**PROBLEM DETAILS:**
Review the lines that follow and copy each one that contains the word "JSON".

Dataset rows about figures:
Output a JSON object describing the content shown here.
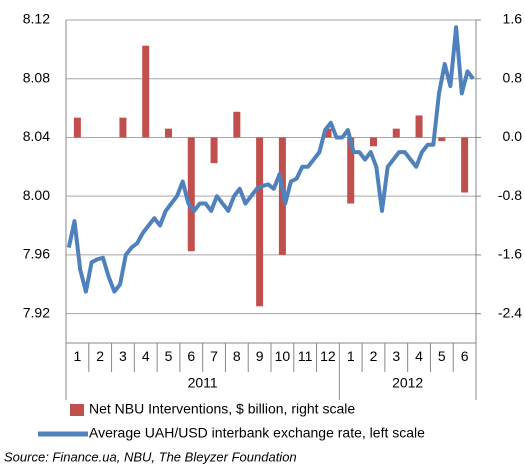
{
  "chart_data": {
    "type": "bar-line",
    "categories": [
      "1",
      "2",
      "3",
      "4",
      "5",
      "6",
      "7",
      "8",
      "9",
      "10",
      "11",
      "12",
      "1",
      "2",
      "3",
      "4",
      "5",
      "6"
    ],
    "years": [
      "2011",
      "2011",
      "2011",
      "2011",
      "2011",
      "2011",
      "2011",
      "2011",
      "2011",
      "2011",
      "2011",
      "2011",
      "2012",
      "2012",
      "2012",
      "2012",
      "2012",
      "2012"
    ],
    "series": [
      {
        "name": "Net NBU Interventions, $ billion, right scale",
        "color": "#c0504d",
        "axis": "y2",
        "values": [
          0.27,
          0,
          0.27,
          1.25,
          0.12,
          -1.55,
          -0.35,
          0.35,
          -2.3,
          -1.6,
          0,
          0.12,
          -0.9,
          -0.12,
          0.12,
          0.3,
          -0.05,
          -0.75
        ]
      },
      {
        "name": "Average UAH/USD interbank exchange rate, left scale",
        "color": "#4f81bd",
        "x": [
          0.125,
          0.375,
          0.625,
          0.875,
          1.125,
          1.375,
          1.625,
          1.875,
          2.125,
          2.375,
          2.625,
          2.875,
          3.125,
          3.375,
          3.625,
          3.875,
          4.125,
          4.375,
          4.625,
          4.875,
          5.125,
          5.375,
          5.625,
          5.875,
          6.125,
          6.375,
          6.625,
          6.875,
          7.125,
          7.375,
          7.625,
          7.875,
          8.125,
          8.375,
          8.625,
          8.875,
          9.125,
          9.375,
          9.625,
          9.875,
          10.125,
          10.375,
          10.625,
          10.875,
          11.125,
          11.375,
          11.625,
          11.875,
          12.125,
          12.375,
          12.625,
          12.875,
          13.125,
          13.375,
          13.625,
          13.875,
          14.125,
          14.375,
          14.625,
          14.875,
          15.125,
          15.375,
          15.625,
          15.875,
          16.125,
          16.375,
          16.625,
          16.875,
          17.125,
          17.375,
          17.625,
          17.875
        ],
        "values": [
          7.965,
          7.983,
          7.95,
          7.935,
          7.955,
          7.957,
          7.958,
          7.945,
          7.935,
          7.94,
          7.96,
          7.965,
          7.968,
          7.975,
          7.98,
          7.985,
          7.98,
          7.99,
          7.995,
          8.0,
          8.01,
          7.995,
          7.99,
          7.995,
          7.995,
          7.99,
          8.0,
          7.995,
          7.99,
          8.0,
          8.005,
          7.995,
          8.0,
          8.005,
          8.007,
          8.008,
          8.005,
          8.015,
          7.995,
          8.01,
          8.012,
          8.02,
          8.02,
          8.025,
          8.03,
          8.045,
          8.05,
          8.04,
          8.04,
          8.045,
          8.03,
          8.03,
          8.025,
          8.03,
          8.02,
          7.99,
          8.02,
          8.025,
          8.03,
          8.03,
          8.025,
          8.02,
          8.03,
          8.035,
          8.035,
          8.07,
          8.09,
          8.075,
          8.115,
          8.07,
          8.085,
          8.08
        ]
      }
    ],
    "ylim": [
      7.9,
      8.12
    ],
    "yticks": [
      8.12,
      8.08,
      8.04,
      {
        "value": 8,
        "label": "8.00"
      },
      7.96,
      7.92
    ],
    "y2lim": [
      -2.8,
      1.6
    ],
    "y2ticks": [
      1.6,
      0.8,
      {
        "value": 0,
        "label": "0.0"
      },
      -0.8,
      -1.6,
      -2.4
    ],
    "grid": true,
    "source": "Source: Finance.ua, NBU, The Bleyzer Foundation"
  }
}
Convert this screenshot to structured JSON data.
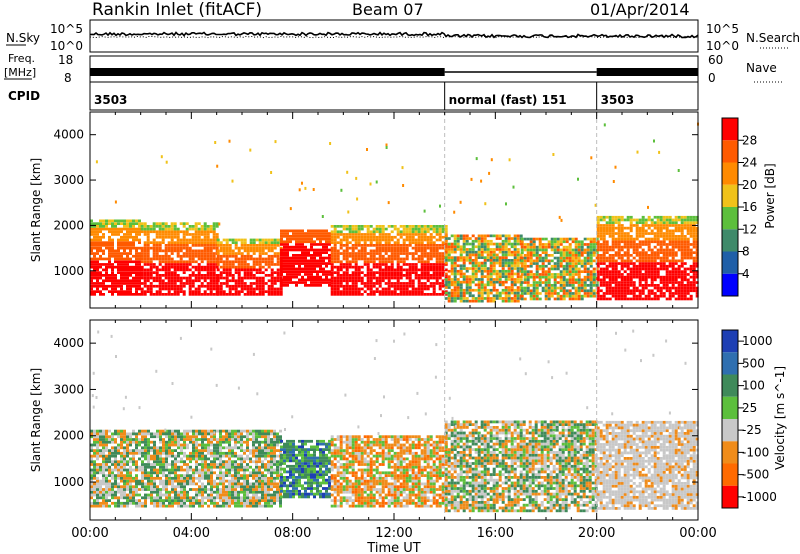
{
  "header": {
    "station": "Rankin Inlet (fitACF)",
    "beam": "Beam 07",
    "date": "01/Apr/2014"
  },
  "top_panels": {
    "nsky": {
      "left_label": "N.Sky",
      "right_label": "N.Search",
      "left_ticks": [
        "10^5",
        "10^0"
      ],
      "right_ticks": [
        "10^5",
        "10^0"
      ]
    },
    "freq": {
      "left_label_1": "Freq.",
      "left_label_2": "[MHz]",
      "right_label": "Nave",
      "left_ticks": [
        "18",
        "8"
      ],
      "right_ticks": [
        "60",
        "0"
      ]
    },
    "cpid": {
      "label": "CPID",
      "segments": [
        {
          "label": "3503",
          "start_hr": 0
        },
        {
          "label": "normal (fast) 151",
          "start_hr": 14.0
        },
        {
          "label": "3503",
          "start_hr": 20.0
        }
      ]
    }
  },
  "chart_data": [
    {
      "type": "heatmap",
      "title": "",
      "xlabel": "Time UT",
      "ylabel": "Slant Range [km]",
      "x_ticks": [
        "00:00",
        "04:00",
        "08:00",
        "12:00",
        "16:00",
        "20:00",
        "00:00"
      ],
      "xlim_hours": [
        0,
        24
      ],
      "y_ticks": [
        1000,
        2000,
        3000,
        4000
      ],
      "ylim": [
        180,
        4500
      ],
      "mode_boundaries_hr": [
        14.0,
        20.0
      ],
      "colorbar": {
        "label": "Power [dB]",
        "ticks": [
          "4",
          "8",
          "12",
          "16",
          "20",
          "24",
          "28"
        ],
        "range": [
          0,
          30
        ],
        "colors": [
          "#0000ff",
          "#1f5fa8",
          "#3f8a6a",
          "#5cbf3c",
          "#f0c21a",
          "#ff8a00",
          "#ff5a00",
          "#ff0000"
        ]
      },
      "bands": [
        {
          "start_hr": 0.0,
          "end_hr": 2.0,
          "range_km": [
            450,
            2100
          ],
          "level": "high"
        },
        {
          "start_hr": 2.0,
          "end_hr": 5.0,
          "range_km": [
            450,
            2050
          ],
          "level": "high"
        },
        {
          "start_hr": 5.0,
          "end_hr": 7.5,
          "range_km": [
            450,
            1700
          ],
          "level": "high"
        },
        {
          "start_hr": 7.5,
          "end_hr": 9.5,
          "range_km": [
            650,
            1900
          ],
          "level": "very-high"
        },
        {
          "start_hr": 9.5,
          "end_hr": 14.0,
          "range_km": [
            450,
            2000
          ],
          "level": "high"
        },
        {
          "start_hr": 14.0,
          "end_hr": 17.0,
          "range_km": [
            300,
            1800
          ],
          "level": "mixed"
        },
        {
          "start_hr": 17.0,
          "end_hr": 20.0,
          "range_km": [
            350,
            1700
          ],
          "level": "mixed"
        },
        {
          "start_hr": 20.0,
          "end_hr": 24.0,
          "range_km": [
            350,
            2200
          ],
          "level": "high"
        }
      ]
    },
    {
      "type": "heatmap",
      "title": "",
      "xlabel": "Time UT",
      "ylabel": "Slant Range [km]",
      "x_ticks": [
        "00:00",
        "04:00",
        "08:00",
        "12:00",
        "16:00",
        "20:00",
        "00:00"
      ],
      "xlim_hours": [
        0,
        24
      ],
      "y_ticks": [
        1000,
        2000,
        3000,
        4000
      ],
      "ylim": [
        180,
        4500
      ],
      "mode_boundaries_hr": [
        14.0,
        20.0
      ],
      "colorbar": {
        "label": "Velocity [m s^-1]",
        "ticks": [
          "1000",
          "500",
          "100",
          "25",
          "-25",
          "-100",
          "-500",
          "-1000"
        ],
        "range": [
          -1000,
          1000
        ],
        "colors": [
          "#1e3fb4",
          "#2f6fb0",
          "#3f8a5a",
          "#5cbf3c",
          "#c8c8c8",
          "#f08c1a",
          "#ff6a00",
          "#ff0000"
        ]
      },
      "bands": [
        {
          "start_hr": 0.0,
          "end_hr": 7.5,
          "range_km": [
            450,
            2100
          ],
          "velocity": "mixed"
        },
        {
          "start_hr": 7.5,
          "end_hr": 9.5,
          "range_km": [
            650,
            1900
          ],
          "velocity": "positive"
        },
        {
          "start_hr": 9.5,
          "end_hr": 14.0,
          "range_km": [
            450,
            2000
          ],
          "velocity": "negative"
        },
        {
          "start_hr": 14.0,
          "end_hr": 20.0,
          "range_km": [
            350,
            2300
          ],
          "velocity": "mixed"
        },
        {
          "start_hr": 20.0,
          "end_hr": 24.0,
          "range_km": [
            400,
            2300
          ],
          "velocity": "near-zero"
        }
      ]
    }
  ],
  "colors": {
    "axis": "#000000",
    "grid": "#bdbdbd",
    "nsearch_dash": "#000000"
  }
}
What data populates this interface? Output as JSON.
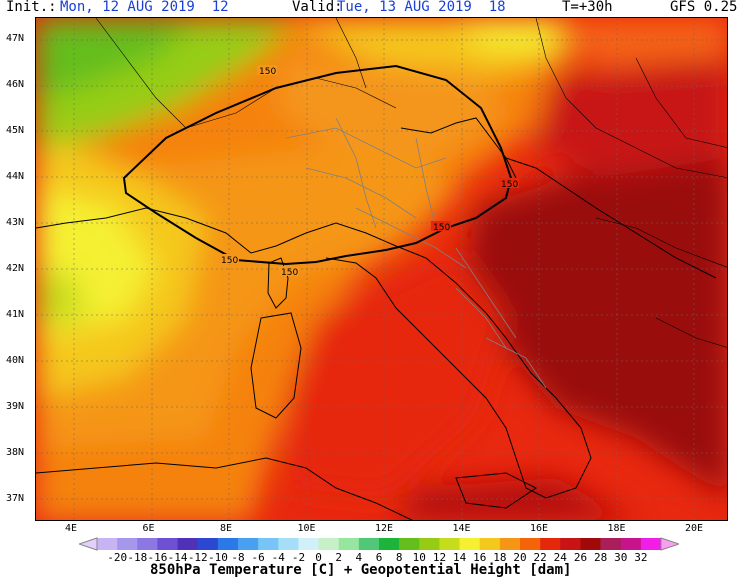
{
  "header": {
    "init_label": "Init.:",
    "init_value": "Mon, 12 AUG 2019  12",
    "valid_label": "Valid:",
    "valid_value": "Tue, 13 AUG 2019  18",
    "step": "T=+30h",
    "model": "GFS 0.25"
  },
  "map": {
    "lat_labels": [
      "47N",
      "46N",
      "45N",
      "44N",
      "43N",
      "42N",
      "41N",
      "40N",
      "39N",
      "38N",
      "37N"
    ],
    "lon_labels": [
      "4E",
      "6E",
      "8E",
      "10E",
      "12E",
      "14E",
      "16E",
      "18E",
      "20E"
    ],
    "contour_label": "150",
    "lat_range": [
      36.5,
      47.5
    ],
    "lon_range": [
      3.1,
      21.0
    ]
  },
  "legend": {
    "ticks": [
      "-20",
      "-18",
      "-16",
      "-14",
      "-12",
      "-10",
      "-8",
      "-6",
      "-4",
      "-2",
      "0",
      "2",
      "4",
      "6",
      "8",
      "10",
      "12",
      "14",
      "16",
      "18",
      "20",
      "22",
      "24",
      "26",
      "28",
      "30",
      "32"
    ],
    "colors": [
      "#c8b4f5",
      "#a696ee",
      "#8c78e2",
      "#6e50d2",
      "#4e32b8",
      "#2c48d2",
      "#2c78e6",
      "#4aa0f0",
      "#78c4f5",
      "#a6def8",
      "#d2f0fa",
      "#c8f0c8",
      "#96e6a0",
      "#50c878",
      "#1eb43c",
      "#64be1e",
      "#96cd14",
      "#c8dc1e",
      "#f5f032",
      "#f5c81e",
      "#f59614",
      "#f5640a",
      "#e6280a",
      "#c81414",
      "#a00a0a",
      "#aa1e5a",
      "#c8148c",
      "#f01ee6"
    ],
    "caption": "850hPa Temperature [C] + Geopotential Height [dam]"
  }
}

**RESULT FOR THIS EXERCISE:**
Output a JSON object describing the content shown here.
Convert this screenshot to structured JSON data.
What data populates this interface? Output as JSON.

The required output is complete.